— Start —
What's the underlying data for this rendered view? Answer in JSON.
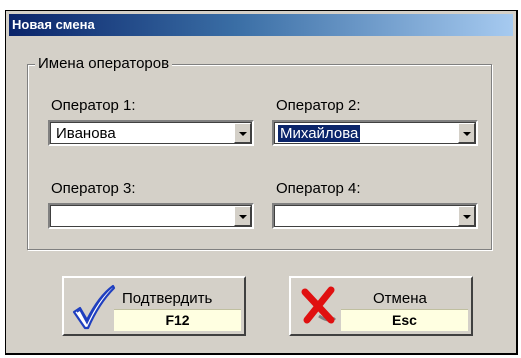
{
  "window": {
    "title": "Новая смена"
  },
  "group": {
    "legend": "Имена операторов"
  },
  "operators": [
    {
      "label": "Оператор 1:",
      "value": "Иванова",
      "selected": false
    },
    {
      "label": "Оператор 2:",
      "value": "Михайлова",
      "selected": true
    },
    {
      "label": "Оператор 3:",
      "value": "",
      "selected": false
    },
    {
      "label": "Оператор 4:",
      "value": "",
      "selected": false
    }
  ],
  "buttons": {
    "confirm": {
      "label": "Подтвердить",
      "key": "F12",
      "icon": "checkmark-icon"
    },
    "cancel": {
      "label": "Отмена",
      "key": "Esc",
      "icon": "cross-icon"
    }
  },
  "colors": {
    "titlebar_start": "#0a246a",
    "titlebar_end": "#a6caf0",
    "face": "#d4d0c8",
    "key_strip": "#ffffe1",
    "check_blue": "#1f3fbf",
    "cross_red": "#e01010"
  }
}
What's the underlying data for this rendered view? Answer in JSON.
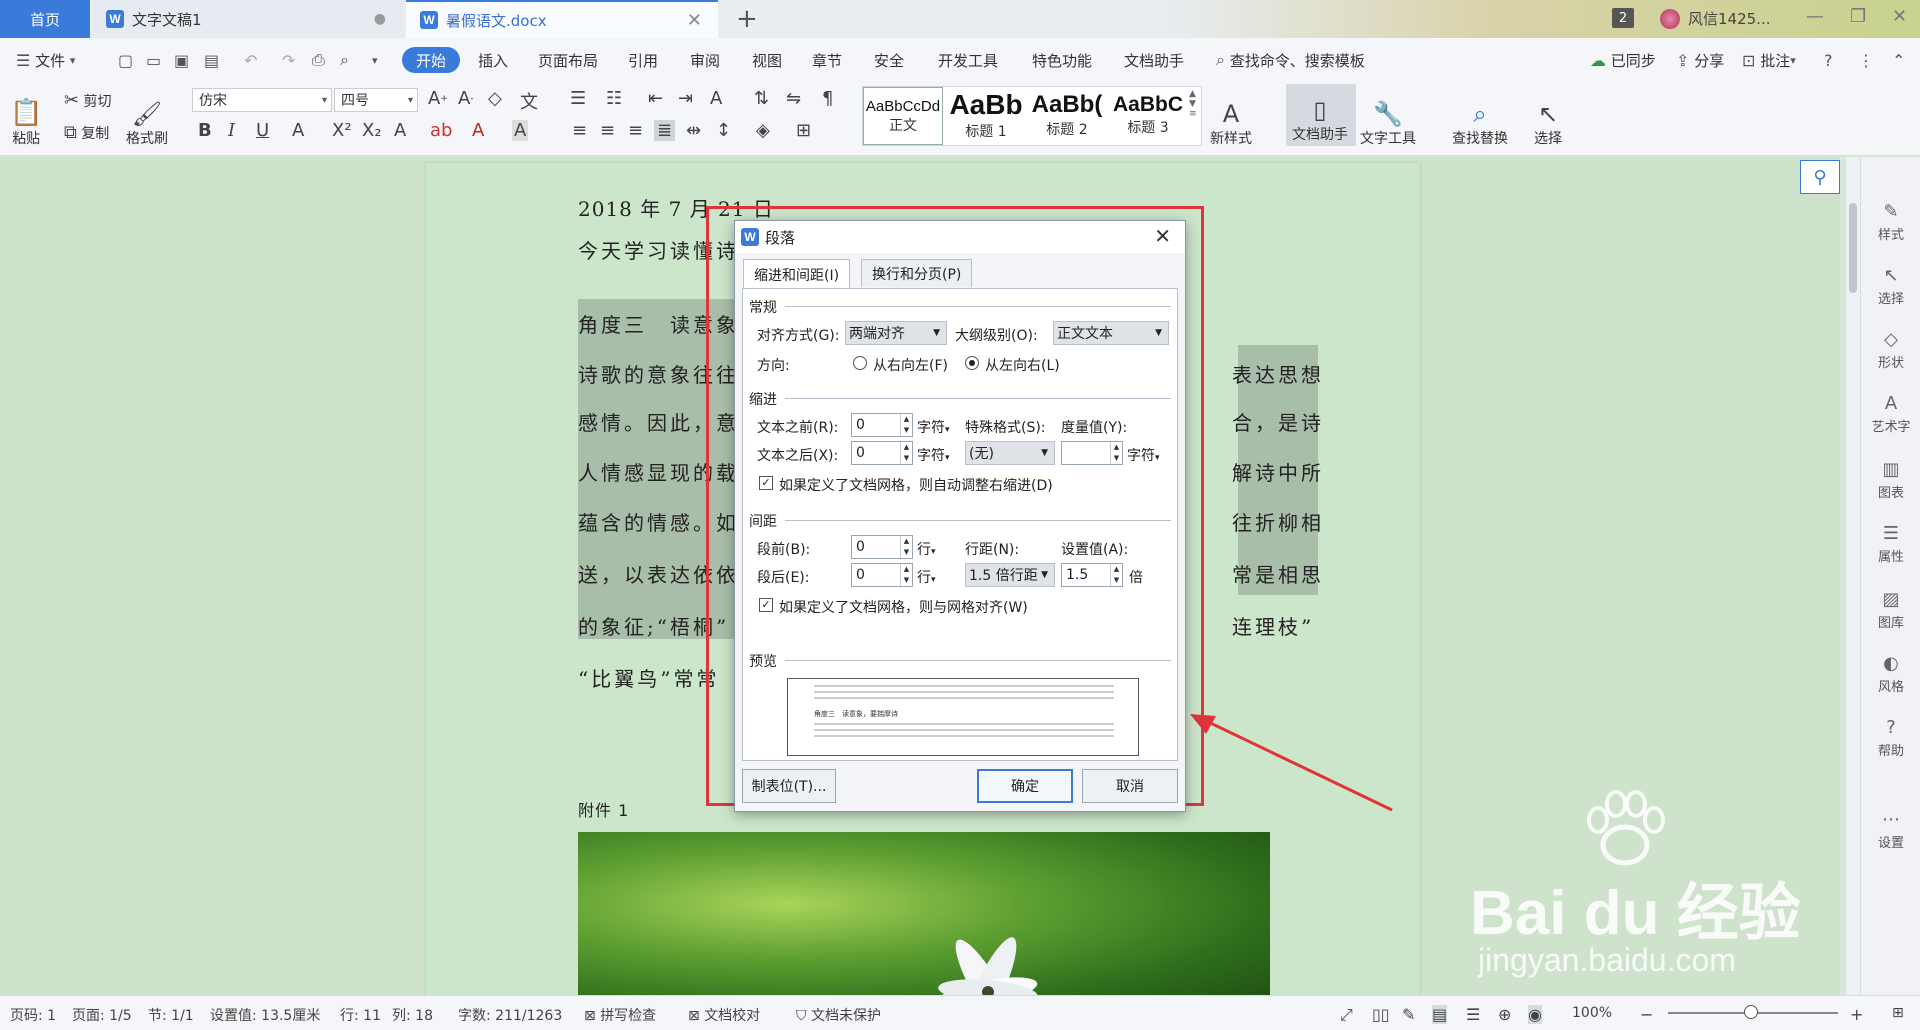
{
  "titlebar": {
    "tabs": [
      {
        "label": "首页"
      },
      {
        "label": "文字文稿1"
      },
      {
        "label": "暑假语文.docx"
      }
    ],
    "notification_count": "2",
    "user_name": "风信1425..."
  },
  "menubar": {
    "file_label": "文件",
    "items": [
      "开始",
      "插入",
      "页面布局",
      "引用",
      "审阅",
      "视图",
      "章节",
      "安全",
      "开发工具",
      "特色功能",
      "文档助手"
    ],
    "search_label": "查找命令、搜索模板",
    "synced_label": "已同步",
    "share_label": "分享",
    "comment_label": "批注"
  },
  "ribbon": {
    "paste_label": "粘贴",
    "cut_label": "剪切",
    "copy_label": "复制",
    "format_painter_label": "格式刷",
    "font_name": "仿宋",
    "font_size": "四号",
    "styles": [
      {
        "sample": "AaBbCcDd",
        "name": "正文"
      },
      {
        "sample": "AaBb",
        "name": "标题 1"
      },
      {
        "sample": "AaBb(",
        "name": "标题 2"
      },
      {
        "sample": "AaBbC",
        "name": "标题 3"
      }
    ],
    "new_style_label": "新样式",
    "doc_assistant_label": "文档助手",
    "text_tools_label": "文字工具",
    "find_replace_label": "查找替换",
    "select_label": "选择"
  },
  "document": {
    "date_line": "2018 年 7 月 21 日",
    "line2": "今天学习读懂诗",
    "para_lines": [
      "角度三　读意象",
      "诗歌的意象往往",
      "感情。因此，意",
      "人情感显现的载",
      "蕴含的情感。如",
      "送，以表达依依",
      "的象征;“梧桐”",
      "“比翼鸟”常常"
    ],
    "para_lines_right": [
      "",
      "表达思想",
      "合，是诗",
      "解诗中所",
      "往折柳相",
      "常是相思",
      "连理枝”",
      ""
    ],
    "attachment_label": "附件 1"
  },
  "side_panel": {
    "items": [
      "样式",
      "选择",
      "形状",
      "艺术字",
      "图表",
      "属性",
      "图库",
      "风格",
      "帮助",
      "设置"
    ]
  },
  "statusbar": {
    "page_code": "页码: 1",
    "page": "页面: 1/5",
    "section": "节: 1/1",
    "setting": "设置值: 13.5厘米",
    "row": "行: 11",
    "col": "列: 18",
    "word_count": "字数: 211/1263",
    "spell_check": "拼写检查",
    "doc_proof": "文档校对",
    "protect": "文档未保护",
    "zoom": "100%"
  },
  "dialog": {
    "title": "段落",
    "tabs": [
      "缩进和间距(I)",
      "换行和分页(P)"
    ],
    "general": {
      "section": "常规",
      "alignment_label": "对齐方式(G):",
      "alignment_value": "两端对齐",
      "outline_label": "大纲级别(O):",
      "outline_value": "正文文本",
      "direction_label": "方向:",
      "rtl_label": "从右向左(F)",
      "ltr_label": "从左向右(L)"
    },
    "indent": {
      "section": "缩进",
      "before_label": "文本之前(R):",
      "before_value": "0",
      "after_label": "文本之后(X):",
      "after_value": "0",
      "unit": "字符",
      "special_label": "特殊格式(S):",
      "special_value": "(无)",
      "measure_label": "度量值(Y):",
      "measure_value": "",
      "auto_adjust_label": "如果定义了文档网格，则自动调整右缩进(D)"
    },
    "spacing": {
      "section": "间距",
      "before_label": "段前(B):",
      "before_value": "0",
      "after_label": "段后(E):",
      "after_value": "0",
      "unit": "行",
      "line_spacing_label": "行距(N):",
      "line_spacing_value": "1.5 倍行距",
      "setting_label": "设置值(A):",
      "setting_value": "1.5",
      "setting_unit": "倍",
      "grid_label": "如果定义了文档网格，则与网格对齐(W)"
    },
    "preview": {
      "section": "预览",
      "sample_text": "角度三　读意象，要揣摩诗"
    },
    "tabstops_button": "制表位(T)...",
    "ok_button": "确定",
    "cancel_button": "取消"
  },
  "watermark": {
    "logo": "Bai du 经验",
    "url": "jingyan.baidu.com"
  },
  "colors": {
    "accent": "#3a7ad8",
    "highlight_frame": "#e0343a",
    "doc_background": "#cce6cc"
  }
}
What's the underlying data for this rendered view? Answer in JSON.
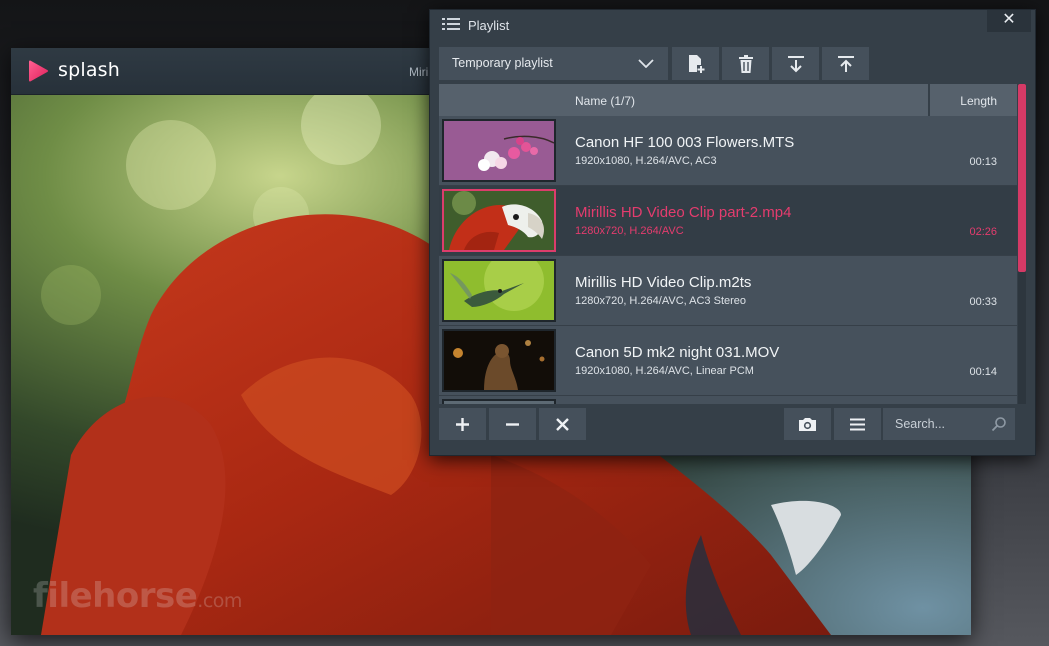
— End —
- _What is needed_:
Quote the material word for word, dropping any images it holds.

- _The output_:
What's the underlying data for this rendered view? Answer in JSON.
{
  "window": {
    "title": "Новая смена"
  },
  "group": {
    "legend": "Имена операторов"
  },
  "operators": [
    {
      "label": "Оператор 1:",
      "value": "Иванова",
      "selected": false
    },
    {
      "label": "Оператор 2:",
      "value": "Михайлова",
      "selected": true
    },
    {
      "label": "Оператор 3:",
      "value": "",
      "selected": false
    },
    {
      "label": "Оператор 4:",
      "value": "",
      "selected": false
    }
  ],
  "buttons": {
    "confirm": {
      "label": "Подтвердить",
      "key": "F12",
      "icon": "checkmark-icon"
    },
    "cancel": {
      "label": "Отмена",
      "key": "Esc",
      "icon": "cross-icon"
    }
  },
  "colors": {
    "titlebar_start": "#0a246a",
    "titlebar_end": "#a6caf0",
    "face": "#d4d0c8",
    "key_strip": "#ffffe1",
    "check_blue": "#1f3fbf",
    "cross_red": "#e01010"
  }
}
What's the underlying data for this rendered view? Answer in JSON.
{
  "titlebar": {
    "tabs": [
      {
        "label": "首页"
      },
      {
        "label": "文字文稿1"
      },
      {
        "label": "暑假语文.docx"
      }
    ],
    "notification_count": "2",
    "user_name": "风信1425..."
  },
  "menubar": {
    "file_label": "文件",
    "items": [
      "开始",
      "插入",
      "页面布局",
      "引用",
      "审阅",
      "视图",
      "章节",
      "安全",
      "开发工具",
      "特色功能",
      "文档助手"
    ],
    "search_label": "查找命令、搜索模板",
    "synced_label": "已同步",
    "share_label": "分享",
    "comment_label": "批注"
  },
  "ribbon": {
    "paste_label": "粘贴",
    "cut_label": "剪切",
    "copy_label": "复制",
    "format_painter_label": "格式刷",
    "font_name": "仿宋",
    "font_size": "四号",
    "styles": [
      {
        "sample": "AaBbCcDd",
        "name": "正文"
      },
      {
        "sample": "AaBb",
        "name": "标题 1"
      },
      {
        "sample": "AaBb(",
        "name": "标题 2"
      },
      {
        "sample": "AaBbC",
        "name": "标题 3"
      }
    ],
    "new_style_label": "新样式",
    "doc_assistant_label": "文档助手",
    "text_tools_label": "文字工具",
    "find_replace_label": "查找替换",
    "select_label": "选择"
  },
  "document": {
    "date_line": "2018 年 7 月 21 日",
    "line2": "今天学习读懂诗",
    "para_lines": [
      "角度三　读意象",
      "诗歌的意象往往",
      "感情。因此，意",
      "人情感显现的载",
      "蕴含的情感。如",
      "送，以表达依依",
      "的象征;“梧桐”",
      "“比翼鸟”常常"
    ],
    "para_lines_right": [
      "",
      "表达思想",
      "合，是诗",
      "解诗中所",
      "往折柳相",
      "常是相思",
      "连理枝”",
      ""
    ],
    "attachment_label": "附件 1"
  },
  "side_panel": {
    "items": [
      "样式",
      "选择",
      "形状",
      "艺术字",
      "图表",
      "属性",
      "图库",
      "风格",
      "帮助",
      "设置"
    ]
  },
  "statusbar": {
    "page_code": "页码: 1",
    "page": "页面: 1/5",
    "section": "节: 1/1",
    "setting": "设置值: 13.5厘米",
    "row": "行: 11",
    "col": "列: 18",
    "word_count": "字数: 211/1263",
    "spell_check": "拼写检查",
    "doc_proof": "文档校对",
    "protect": "文档未保护",
    "zoom": "100%"
  },
  "dialog": {
    "title": "段落",
    "tabs": [
      "缩进和间距(I)",
      "换行和分页(P)"
    ],
    "general": {
      "section": "常规",
      "alignment_label": "对齐方式(G):",
      "alignment_value": "两端对齐",
      "outline_label": "大纲级别(O):",
      "outline_value": "正文文本",
      "direction_label": "方向:",
      "rtl_label": "从右向左(F)",
      "ltr_label": "从左向右(L)"
    },
    "indent": {
      "section": "缩进",
      "before_label": "文本之前(R):",
      "before_value": "0",
      "after_label": "文本之后(X):",
      "after_value": "0",
      "unit": "字符",
      "special_label": "特殊格式(S):",
      "special_value": "(无)",
      "measure_label": "度量值(Y):",
      "measure_value": "",
      "auto_adjust_label": "如果定义了文档网格，则自动调整右缩进(D)"
    },
    "spacing": {
      "section": "间距",
      "before_label": "段前(B):",
      "before_value": "0",
      "after_label": "段后(E):",
      "after_value": "0",
      "unit": "行",
      "line_spacing_label": "行距(N):",
      "line_spacing_value": "1.5 倍行距",
      "setting_label": "设置值(A):",
      "setting_value": "1.5",
      "setting_unit": "倍",
      "grid_label": "如果定义了文档网格，则与网格对齐(W)"
    },
    "preview": {
      "section": "预览",
      "sample_text": "角度三　读意象，要揣摩诗"
    },
    "tabstops_button": "制表位(T)...",
    "ok_button": "确定",
    "cancel_button": "取消"
  },
  "watermark": {
    "logo": "Bai du 经验",
    "url": "jingyan.baidu.com"
  },
  "colors": {
    "accent": "#3a7ad8",
    "highlight_frame": "#e0343a",
    "doc_background": "#cce6cc"
  }
}
What's the underlying data for this rendered view? Answer in JSON.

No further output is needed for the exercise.